* SET PROBLEM *
Your task is to extract the lines from the one holding "What does this" through the end of the material. Set them down exactly and add nothing.

:: DATA SUPPLIED ::

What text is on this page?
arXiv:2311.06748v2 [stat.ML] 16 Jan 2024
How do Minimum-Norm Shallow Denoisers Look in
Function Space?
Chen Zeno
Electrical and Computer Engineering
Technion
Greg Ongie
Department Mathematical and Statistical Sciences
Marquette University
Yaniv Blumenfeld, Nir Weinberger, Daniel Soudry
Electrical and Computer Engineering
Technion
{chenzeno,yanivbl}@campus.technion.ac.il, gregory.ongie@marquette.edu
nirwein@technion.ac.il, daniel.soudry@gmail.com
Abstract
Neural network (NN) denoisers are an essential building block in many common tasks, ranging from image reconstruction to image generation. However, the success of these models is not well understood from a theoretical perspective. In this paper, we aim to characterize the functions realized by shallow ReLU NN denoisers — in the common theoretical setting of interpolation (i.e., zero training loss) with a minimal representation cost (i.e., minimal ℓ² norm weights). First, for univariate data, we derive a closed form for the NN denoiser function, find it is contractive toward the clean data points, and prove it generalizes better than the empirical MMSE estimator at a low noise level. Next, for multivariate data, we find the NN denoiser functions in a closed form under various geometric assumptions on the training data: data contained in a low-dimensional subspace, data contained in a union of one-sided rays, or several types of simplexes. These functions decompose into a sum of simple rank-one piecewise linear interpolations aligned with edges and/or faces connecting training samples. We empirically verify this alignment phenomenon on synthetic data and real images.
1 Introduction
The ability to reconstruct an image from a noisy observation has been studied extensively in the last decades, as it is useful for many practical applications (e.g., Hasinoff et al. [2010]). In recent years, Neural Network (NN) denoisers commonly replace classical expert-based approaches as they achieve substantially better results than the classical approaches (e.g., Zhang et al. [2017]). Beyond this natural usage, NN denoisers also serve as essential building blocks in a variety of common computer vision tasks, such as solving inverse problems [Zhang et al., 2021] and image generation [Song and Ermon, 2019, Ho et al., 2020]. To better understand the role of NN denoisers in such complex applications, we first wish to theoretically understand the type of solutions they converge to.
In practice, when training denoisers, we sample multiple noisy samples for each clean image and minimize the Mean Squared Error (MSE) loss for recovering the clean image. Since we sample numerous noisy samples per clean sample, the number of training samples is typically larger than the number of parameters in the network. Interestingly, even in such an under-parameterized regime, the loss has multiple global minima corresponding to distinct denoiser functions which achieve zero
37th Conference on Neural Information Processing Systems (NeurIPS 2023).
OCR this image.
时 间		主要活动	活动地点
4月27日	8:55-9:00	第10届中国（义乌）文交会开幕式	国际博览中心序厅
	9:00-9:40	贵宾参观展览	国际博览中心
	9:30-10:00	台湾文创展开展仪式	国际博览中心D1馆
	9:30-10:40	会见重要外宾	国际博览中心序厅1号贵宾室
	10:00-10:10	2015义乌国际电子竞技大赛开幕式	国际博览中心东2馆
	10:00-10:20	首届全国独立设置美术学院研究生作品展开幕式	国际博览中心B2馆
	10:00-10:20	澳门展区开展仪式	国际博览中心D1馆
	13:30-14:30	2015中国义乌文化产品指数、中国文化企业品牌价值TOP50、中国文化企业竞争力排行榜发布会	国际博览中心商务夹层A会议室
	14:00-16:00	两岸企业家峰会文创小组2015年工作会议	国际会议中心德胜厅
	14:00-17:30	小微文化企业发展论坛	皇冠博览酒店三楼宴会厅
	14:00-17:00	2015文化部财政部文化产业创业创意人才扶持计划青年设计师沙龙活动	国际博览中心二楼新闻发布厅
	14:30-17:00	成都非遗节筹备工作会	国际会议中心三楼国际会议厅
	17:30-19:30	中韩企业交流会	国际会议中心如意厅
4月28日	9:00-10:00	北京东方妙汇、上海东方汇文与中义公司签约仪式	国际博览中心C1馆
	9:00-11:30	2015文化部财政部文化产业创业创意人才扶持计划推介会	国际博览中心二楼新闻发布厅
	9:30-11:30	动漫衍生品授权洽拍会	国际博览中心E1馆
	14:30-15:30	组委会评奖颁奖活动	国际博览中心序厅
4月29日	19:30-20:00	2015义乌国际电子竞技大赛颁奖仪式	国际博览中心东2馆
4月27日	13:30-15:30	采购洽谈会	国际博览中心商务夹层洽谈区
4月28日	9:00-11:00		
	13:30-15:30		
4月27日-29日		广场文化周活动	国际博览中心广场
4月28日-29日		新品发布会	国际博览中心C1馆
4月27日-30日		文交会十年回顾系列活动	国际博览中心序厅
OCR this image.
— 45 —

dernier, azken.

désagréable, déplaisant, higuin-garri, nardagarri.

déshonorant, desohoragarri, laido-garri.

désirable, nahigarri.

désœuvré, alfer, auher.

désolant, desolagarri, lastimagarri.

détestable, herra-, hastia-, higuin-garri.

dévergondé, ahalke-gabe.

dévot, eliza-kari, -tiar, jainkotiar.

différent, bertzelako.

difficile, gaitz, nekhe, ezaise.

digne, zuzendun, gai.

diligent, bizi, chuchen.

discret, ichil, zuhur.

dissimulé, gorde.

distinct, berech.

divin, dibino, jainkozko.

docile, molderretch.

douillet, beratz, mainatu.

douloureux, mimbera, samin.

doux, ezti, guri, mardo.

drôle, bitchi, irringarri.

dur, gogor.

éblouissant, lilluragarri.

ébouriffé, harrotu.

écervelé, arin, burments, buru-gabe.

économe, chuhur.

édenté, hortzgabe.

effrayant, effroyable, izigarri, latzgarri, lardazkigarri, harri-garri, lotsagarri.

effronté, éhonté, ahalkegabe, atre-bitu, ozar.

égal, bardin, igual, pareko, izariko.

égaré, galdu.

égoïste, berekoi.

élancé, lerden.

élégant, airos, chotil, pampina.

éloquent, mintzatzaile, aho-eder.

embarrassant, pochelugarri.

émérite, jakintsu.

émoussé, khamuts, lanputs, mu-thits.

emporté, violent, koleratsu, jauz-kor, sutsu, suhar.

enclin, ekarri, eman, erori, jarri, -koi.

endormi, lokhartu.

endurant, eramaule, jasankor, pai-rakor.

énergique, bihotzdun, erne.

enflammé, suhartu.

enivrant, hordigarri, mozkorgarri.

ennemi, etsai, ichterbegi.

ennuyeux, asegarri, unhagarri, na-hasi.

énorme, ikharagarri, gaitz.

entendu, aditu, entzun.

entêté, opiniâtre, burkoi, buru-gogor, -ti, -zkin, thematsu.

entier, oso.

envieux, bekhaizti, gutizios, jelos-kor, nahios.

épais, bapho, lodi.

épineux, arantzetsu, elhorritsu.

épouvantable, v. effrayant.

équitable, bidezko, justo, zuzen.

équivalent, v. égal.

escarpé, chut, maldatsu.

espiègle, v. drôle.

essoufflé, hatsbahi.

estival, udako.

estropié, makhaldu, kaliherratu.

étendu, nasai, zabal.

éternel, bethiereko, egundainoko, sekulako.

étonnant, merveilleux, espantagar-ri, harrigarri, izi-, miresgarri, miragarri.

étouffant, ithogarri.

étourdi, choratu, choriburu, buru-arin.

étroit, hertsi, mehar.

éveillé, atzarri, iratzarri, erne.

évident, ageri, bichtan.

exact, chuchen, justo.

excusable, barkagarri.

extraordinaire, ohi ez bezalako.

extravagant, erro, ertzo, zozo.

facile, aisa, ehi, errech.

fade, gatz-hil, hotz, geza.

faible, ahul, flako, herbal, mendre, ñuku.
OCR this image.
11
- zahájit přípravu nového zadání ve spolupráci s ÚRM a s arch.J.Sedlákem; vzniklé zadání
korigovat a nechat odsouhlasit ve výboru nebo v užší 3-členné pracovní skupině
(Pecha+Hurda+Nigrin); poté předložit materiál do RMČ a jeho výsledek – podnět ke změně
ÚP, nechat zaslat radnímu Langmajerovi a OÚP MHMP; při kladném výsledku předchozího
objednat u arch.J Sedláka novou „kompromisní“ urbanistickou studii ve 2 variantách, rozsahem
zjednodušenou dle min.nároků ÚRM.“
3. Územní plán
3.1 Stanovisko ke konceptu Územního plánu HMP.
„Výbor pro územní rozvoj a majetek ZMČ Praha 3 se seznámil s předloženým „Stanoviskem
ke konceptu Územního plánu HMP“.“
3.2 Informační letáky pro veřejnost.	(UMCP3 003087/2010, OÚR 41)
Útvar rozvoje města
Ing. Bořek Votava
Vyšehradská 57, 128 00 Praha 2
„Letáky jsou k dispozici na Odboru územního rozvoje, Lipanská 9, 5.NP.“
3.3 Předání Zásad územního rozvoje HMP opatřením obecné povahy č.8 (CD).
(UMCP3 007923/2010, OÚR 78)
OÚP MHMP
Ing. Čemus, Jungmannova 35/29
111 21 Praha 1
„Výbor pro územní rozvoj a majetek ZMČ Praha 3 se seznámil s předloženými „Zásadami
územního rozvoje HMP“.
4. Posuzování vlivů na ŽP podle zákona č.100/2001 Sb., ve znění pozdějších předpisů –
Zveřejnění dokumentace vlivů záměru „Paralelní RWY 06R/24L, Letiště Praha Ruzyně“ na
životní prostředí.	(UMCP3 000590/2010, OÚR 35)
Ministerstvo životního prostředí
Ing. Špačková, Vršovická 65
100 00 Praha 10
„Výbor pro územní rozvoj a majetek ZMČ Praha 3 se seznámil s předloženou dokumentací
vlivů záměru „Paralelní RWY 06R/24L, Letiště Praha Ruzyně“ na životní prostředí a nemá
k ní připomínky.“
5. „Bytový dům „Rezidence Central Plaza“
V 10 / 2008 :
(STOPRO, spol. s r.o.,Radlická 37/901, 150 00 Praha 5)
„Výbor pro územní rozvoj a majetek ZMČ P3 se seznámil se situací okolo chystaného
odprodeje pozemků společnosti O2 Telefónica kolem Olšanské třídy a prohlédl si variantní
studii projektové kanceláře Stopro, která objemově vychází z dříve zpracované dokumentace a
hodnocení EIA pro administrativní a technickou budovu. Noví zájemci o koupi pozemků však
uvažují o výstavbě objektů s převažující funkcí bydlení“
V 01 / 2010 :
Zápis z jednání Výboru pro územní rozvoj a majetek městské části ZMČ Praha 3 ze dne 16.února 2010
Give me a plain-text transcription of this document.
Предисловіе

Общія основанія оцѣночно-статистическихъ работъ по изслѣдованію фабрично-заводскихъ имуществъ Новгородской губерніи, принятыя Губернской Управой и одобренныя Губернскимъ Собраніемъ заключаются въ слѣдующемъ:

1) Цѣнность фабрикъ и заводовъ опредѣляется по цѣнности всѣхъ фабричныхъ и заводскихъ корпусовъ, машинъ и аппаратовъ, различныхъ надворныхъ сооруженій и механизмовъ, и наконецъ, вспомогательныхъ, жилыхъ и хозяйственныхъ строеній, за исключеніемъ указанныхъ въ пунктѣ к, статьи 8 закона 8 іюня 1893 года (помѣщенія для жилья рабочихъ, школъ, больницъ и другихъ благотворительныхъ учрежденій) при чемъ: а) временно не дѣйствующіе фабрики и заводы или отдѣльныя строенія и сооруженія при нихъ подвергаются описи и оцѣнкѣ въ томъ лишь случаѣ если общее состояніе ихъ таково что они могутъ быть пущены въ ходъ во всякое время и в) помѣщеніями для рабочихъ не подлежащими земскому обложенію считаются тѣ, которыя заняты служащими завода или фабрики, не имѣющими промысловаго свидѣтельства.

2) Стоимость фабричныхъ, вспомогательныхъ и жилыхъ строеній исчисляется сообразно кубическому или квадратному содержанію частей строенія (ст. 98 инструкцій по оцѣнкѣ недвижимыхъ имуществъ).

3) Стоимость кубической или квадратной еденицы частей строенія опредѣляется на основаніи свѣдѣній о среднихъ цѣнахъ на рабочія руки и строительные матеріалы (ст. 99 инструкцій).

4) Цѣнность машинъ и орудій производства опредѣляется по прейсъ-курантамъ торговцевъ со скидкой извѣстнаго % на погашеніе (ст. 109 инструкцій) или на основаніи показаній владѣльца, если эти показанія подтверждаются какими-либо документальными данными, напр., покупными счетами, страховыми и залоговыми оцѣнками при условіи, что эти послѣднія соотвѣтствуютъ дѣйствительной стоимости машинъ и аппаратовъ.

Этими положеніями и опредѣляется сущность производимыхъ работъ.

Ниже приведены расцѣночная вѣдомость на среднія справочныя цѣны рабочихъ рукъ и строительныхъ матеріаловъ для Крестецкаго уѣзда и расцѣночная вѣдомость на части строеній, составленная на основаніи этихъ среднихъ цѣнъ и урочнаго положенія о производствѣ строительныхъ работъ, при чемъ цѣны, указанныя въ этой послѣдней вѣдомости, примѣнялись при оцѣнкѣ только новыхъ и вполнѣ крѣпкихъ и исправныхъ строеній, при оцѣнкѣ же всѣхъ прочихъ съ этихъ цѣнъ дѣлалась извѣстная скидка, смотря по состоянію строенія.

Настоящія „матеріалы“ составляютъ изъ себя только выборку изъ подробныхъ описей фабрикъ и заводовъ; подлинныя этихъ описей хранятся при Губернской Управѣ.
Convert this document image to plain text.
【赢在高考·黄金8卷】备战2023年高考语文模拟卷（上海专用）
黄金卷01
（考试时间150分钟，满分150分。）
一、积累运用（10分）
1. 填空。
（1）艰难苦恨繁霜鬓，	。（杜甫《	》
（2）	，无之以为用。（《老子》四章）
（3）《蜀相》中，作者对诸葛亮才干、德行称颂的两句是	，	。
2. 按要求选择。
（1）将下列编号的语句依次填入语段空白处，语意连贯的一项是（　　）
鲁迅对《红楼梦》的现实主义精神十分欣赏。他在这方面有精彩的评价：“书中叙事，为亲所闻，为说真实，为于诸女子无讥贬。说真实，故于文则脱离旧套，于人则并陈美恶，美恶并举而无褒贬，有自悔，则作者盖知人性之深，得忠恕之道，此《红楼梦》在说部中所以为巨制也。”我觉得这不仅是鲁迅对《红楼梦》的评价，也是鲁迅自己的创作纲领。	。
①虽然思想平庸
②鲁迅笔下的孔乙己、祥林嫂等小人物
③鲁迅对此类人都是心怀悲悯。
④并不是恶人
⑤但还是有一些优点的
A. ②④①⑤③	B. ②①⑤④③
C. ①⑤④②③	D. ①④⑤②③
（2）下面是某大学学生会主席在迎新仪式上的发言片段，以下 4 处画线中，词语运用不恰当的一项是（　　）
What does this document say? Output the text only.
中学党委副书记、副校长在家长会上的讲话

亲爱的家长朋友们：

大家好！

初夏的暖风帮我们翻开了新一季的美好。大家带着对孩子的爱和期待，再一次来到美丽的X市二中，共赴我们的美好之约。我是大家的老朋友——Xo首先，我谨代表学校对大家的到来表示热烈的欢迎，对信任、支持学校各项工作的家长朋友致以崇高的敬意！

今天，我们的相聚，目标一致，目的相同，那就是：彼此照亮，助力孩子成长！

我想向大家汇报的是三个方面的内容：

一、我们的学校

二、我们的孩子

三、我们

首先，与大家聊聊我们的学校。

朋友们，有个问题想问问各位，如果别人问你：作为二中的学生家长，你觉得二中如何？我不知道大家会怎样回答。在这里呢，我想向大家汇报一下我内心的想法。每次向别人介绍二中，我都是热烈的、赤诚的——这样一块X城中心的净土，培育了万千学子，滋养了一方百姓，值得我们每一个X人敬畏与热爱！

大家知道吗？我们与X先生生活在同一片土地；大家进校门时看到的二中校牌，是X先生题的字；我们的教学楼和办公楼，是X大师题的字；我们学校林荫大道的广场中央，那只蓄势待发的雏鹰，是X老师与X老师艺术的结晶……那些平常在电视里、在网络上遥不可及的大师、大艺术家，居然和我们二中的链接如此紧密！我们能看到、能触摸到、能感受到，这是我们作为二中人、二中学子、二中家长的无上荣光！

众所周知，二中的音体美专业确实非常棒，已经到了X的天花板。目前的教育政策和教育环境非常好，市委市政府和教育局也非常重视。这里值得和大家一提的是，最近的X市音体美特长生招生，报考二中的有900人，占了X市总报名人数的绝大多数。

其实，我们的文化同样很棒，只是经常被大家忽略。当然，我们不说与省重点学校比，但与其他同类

:::

* TASK RESPONSE *
What does this document say? Output the text only.
中学党委副书记、副校长在家长会上的讲话

亲爱的家长朋友们：

大家好！

初夏的暖风帮我们翻开了新一季的美好。大家带着对孩子的爱和期待，再一次来到美丽的X市二中，共赴我们的美好之约。我是大家的老朋友——Xo首先，我谨代表学校对大家的到来表示热烈的欢迎，对信任、支持学校各项工作的家长朋友致以崇高的敬意！

今天，我们的相聚，目标一致，目的相同，那就是：彼此照亮，助力孩子成长！

我想向大家汇报的是三个方面的内容：

一、我们的学校

二、我们的孩子

三、我们

首先，与大家聊聊我们的学校。

朋友们，有个问题想问问各位，如果别人问你：作为二中的学生家长，你觉得二中如何？我不知道大家会怎样回答。在这里呢，我想向大家汇报一下我内心的想法。每次向别人介绍二中，我都是热烈的、赤诚的——这样一块X城中心的净土，培育了万千学子，滋养了一方百姓，值得我们每一个X人敬畏与热爱！

大家知道吗？我们与X先生生活在同一片土地；大家进校门时看到的二中校牌，是X先生题的字；我们的教学楼和办公楼，是X大师题的字；我们学校林荫大道的广场中央，那只蓄势待发的雏鹰，是X老师与X老师艺术的结晶……那些平常在电视里、在网络上遥不可及的大师、大艺术家，居然和我们二中的链接如此紧密！我们能看到、能触摸到、能感受到，这是我们作为二中人、二中学子、二中家长的无上荣光！

众所周知，二中的音体美专业确实非常棒，已经到了X的天花板。目前的教育政策和教育环境非常好，市委市政府和教育局也非常重视。这里值得和大家一提的是，最近的X市音体美特长生招生，报考二中的有900人，占了X市总报名人数的绝大多数。

其实，我们的文化同样很棒，只是经常被大家忽略。当然，我们不说与省重点学校比，但与其他同类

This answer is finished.